**EXERCISE DETAILS**
Go through the records and give each one again exactly.

**TASK INPUTS**
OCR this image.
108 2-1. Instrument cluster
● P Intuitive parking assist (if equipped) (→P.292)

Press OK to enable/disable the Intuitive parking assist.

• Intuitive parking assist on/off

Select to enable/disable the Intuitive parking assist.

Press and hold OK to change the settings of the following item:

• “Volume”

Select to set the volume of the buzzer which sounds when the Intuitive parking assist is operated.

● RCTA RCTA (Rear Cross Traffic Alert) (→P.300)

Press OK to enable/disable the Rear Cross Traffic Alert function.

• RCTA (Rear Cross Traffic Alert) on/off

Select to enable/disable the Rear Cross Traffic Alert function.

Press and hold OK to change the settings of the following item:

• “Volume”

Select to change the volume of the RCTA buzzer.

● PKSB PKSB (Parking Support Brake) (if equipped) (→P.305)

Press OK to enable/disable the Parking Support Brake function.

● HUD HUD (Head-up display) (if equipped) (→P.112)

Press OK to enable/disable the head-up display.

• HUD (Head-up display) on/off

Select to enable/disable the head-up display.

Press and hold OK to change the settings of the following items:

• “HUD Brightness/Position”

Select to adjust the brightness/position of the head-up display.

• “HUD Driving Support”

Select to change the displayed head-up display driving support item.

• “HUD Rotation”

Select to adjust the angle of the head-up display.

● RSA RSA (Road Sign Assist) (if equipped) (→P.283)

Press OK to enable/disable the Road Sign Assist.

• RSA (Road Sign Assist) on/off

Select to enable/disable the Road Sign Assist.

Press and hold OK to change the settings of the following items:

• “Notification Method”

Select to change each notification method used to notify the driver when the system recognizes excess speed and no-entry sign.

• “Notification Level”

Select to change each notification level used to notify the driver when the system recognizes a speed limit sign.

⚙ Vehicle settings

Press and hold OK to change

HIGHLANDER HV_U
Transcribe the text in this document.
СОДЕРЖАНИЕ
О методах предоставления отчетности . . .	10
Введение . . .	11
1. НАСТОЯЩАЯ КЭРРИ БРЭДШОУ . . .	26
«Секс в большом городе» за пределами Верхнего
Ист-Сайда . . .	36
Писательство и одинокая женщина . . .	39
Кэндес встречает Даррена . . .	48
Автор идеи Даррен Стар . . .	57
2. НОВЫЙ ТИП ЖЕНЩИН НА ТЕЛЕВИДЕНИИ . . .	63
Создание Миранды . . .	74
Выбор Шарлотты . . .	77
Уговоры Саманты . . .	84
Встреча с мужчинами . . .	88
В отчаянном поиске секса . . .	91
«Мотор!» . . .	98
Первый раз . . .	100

**TASK RESULT**
OCR this image.
108 2-1. Instrument cluster
● P Intuitive parking assist (if equipped) (→P.292)

Press OK to enable/disable the Intuitive parking assist.

• Intuitive parking assist on/off

Select to enable/disable the Intuitive parking assist.

Press and hold OK to change the settings of the following item:

• “Volume”

Select to set the volume of the buzzer which sounds when the Intuitive parking assist is operated.

● RCTA RCTA (Rear Cross Traffic Alert) (→P.300)

Press OK to enable/disable the Rear Cross Traffic Alert function.

• RCTA (Rear Cross Traffic Alert) on/off

Select to enable/disable the Rear Cross Traffic Alert function.

Press and hold OK to change the settings of the following item:

• “Volume”

Select to change the volume of the RCTA buzzer.

● PKSB PKSB (Parking Support Brake) (if equipped) (→P.305)

Press OK to enable/disable the Parking Support Brake function.

● HUD HUD (Head-up display) (if equipped) (→P.112)

Press OK to enable/disable the head-up display.

• HUD (Head-up display) on/off

Select to enable/disable the head-up display.

Press and hold OK to change the settings of the following items:

• “HUD Brightness/Position”

Select to adjust the brightness/position of the head-up display.

• “HUD Driving Support”

Select to change the displayed head-up display driving support item.

• “HUD Rotation”

Select to adjust the angle of the head-up display.

● RSA RSA (Road Sign Assist) (if equipped) (→P.283)

Press OK to enable/disable the Road Sign Assist.

• RSA (Road Sign Assist) on/off

Select to enable/disable the Road Sign Assist.

Press and hold OK to change the settings of the following items:

• “Notification Method”

Select to change each notification method used to notify the driver when the system recognizes excess speed and no-entry sign.

• “Notification Level”

Select to change each notification level used to notify the driver when the system recognizes a speed limit sign.

⚙ Vehicle settings

Press and hold OK to change

HIGHLANDER HV_U
Transcribe the text in this document.
СОДЕРЖАНИЕ
О методах предоставления отчетности . . .	10
Введение . . .	11
1. НАСТОЯЩАЯ КЭРРИ БРЭДШОУ . . .	26
«Секс в большом городе» за пределами Верхнего
Ист-Сайда . . .	36
Писательство и одинокая женщина . . .	39
Кэндес встречает Даррена . . .	48
Автор идеи Даррен Стар . . .	57
2. НОВЫЙ ТИП ЖЕНЩИН НА ТЕЛЕВИДЕНИИ . . .	63
Создание Миранды . . .	74
Выбор Шарлотты . . .	77
Уговоры Саманты . . .	84
Встреча с мужчинами . . .	88
В отчаянном поиске секса . . .	91
«Мотор!» . . .	98
Первый раз . . .	100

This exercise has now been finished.